■ **DIRECTIONS FOR THIS TASK**:
Without altering anything, output the material below.

────────────────────

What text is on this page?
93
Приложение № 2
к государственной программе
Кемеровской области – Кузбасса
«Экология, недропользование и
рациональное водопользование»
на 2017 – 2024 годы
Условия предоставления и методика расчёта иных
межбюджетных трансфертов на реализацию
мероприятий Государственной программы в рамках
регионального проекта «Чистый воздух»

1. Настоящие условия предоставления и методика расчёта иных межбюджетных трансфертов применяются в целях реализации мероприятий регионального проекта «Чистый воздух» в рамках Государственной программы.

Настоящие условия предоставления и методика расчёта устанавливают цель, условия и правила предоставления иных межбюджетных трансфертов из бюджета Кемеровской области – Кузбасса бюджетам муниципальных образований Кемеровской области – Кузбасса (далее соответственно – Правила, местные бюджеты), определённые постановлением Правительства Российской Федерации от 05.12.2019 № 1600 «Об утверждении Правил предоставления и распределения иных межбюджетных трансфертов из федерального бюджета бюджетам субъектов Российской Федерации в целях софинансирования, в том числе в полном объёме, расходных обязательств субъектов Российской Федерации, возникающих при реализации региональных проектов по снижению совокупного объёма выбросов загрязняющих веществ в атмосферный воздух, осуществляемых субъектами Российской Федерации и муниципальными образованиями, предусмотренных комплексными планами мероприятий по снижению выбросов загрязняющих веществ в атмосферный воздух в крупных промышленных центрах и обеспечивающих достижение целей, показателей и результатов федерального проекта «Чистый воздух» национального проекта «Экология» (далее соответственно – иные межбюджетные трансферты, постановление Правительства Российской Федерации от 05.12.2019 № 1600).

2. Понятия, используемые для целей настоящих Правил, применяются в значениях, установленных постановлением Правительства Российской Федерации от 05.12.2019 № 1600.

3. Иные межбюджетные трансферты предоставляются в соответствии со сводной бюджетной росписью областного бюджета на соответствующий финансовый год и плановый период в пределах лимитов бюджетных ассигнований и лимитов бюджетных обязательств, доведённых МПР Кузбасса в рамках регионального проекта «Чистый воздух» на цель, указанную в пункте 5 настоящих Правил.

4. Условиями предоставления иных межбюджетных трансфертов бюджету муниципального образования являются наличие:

────────────────────

■ **RESULT FOR THIS TASK**:
What text is on this page?
93
Приложение № 2
к государственной программе
Кемеровской области – Кузбасса
«Экология, недропользование и
рациональное водопользование»
на 2017 – 2024 годы
Условия предоставления и методика расчёта иных
межбюджетных трансфертов на реализацию
мероприятий Государственной программы в рамках
регионального проекта «Чистый воздух»

1. Настоящие условия предоставления и методика расчёта иных межбюджетных трансфертов применяются в целях реализации мероприятий регионального проекта «Чистый воздух» в рамках Государственной программы.

Настоящие условия предоставления и методика расчёта устанавливают цель, условия и правила предоставления иных межбюджетных трансфертов из бюджета Кемеровской области – Кузбасса бюджетам муниципальных образований Кемеровской области – Кузбасса (далее соответственно – Правила, местные бюджеты), определённые постановлением Правительства Российской Федерации от 05.12.2019 № 1600 «Об утверждении Правил предоставления и распределения иных межбюджетных трансфертов из федерального бюджета бюджетам субъектов Российской Федерации в целях софинансирования, в том числе в полном объёме, расходных обязательств субъектов Российской Федерации, возникающих при реализации региональных проектов по снижению совокупного объёма выбросов загрязняющих веществ в атмосферный воздух, осуществляемых субъектами Российской Федерации и муниципальными образованиями, предусмотренных комплексными планами мероприятий по снижению выбросов загрязняющих веществ в атмосферный воздух в крупных промышленных центрах и обеспечивающих достижение целей, показателей и результатов федерального проекта «Чистый воздух» национального проекта «Экология» (далее соответственно – иные межбюджетные трансферты, постановление Правительства Российской Федерации от 05.12.2019 № 1600).

2. Понятия, используемые для целей настоящих Правил, применяются в значениях, установленных постановлением Правительства Российской Федерации от 05.12.2019 № 1600.

3. Иные межбюджетные трансферты предоставляются в соответствии со сводной бюджетной росписью областного бюджета на соответствующий финансовый год и плановый период в пределах лимитов бюджетных ассигнований и лимитов бюджетных обязательств, доведённых МПР Кузбасса в рамках регионального проекта «Чистый воздух» на цель, указанную в пункте 5 настоящих Правил.

4. Условиями предоставления иных межбюджетных трансфертов бюджету муниципального образования являются наличие:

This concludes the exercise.